▶ **ENTRIES SUPPLIED**
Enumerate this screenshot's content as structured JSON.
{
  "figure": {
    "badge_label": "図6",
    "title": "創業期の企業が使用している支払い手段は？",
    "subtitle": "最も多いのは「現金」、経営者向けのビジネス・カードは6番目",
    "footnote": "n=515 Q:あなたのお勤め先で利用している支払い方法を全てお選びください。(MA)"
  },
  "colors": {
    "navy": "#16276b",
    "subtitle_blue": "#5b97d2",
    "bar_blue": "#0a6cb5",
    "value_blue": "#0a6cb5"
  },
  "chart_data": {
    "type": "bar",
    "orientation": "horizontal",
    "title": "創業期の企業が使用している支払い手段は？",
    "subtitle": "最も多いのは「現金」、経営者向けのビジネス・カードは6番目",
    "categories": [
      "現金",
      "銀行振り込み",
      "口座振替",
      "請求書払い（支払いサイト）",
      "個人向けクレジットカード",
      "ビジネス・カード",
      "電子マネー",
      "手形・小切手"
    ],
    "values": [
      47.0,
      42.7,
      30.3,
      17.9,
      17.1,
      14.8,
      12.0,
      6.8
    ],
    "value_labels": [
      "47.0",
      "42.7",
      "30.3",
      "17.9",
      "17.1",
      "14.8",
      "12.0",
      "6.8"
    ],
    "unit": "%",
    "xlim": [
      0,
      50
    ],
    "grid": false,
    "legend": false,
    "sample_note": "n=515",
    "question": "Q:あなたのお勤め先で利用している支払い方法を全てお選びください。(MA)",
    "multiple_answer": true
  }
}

▶ **THE EXERCISE**
Repeat the listing in full, keeping every line exactly as it is.

▶ **RESPONSE**
Enumerate this screenshot's content as structured JSON.
{
  "figure": {
    "badge_label": "図6",
    "title": "創業期の企業が使用している支払い手段は？",
    "subtitle": "最も多いのは「現金」、経営者向けのビジネス・カードは6番目",
    "footnote": "n=515 Q:あなたのお勤め先で利用している支払い方法を全てお選びください。(MA)"
  },
  "colors": {
    "navy": "#16276b",
    "subtitle_blue": "#5b97d2",
    "bar_blue": "#0a6cb5",
    "value_blue": "#0a6cb5"
  },
  "chart_data": {
    "type": "bar",
    "orientation": "horizontal",
    "title": "創業期の企業が使用している支払い手段は？",
    "subtitle": "最も多いのは「現金」、経営者向けのビジネス・カードは6番目",
    "categories": [
      "現金",
      "銀行振り込み",
      "口座振替",
      "請求書払い（支払いサイト）",
      "個人向けクレジットカード",
      "ビジネス・カード",
      "電子マネー",
      "手形・小切手"
    ],
    "values": [
      47.0,
      42.7,
      30.3,
      17.9,
      17.1,
      14.8,
      12.0,
      6.8
    ],
    "value_labels": [
      "47.0",
      "42.7",
      "30.3",
      "17.9",
      "17.1",
      "14.8",
      "12.0",
      "6.8"
    ],
    "unit": "%",
    "xlim": [
      0,
      50
    ],
    "grid": false,
    "legend": false,
    "sample_note": "n=515",
    "question": "Q:あなたのお勤め先で利用している支払い方法を全てお選びください。(MA)",
    "multiple_answer": true
  }
}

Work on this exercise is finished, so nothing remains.